[What this task involves]: Among the lines of these entries, how many hold the word "dharmesh"? State only the number.

[Information supplied]:
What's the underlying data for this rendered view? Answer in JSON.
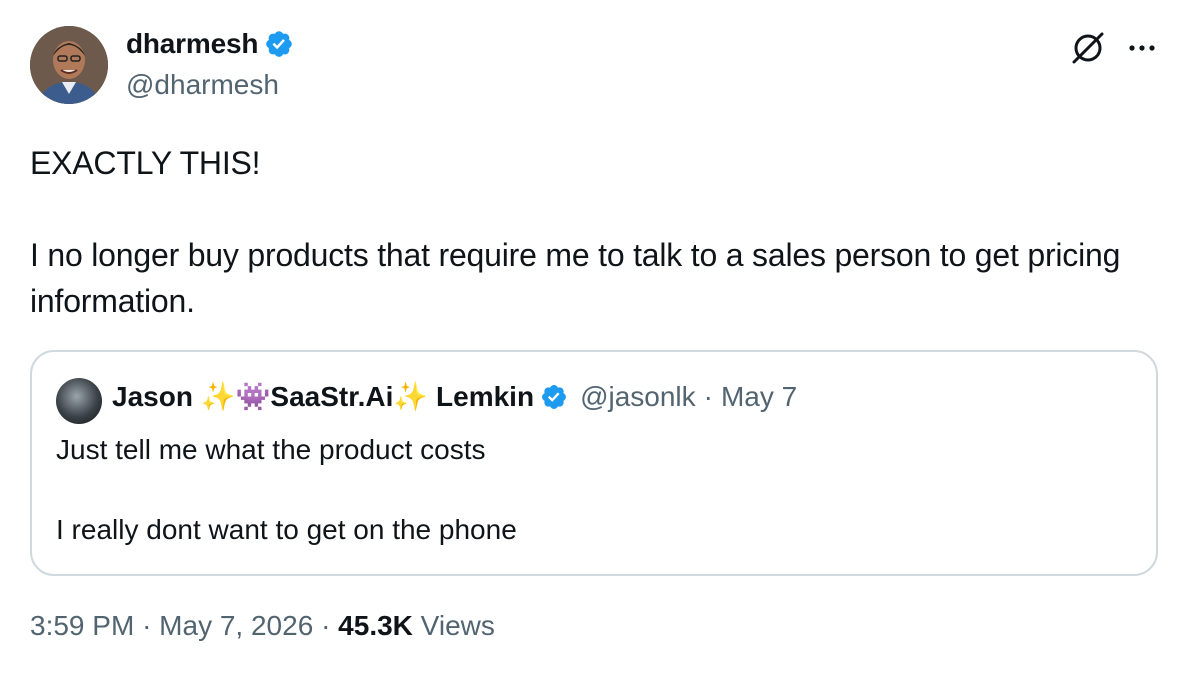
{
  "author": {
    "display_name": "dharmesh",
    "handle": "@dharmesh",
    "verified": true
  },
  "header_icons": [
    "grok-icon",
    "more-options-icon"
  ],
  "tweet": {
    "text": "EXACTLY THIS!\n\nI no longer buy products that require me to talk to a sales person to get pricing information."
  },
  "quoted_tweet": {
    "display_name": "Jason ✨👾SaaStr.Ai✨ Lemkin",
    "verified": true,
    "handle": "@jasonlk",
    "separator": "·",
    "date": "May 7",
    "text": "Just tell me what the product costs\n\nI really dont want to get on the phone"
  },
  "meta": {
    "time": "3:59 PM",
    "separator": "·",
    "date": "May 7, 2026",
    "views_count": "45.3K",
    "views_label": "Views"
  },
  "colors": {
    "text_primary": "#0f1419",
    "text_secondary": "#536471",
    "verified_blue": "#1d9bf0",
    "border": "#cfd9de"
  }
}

[The answer]: 2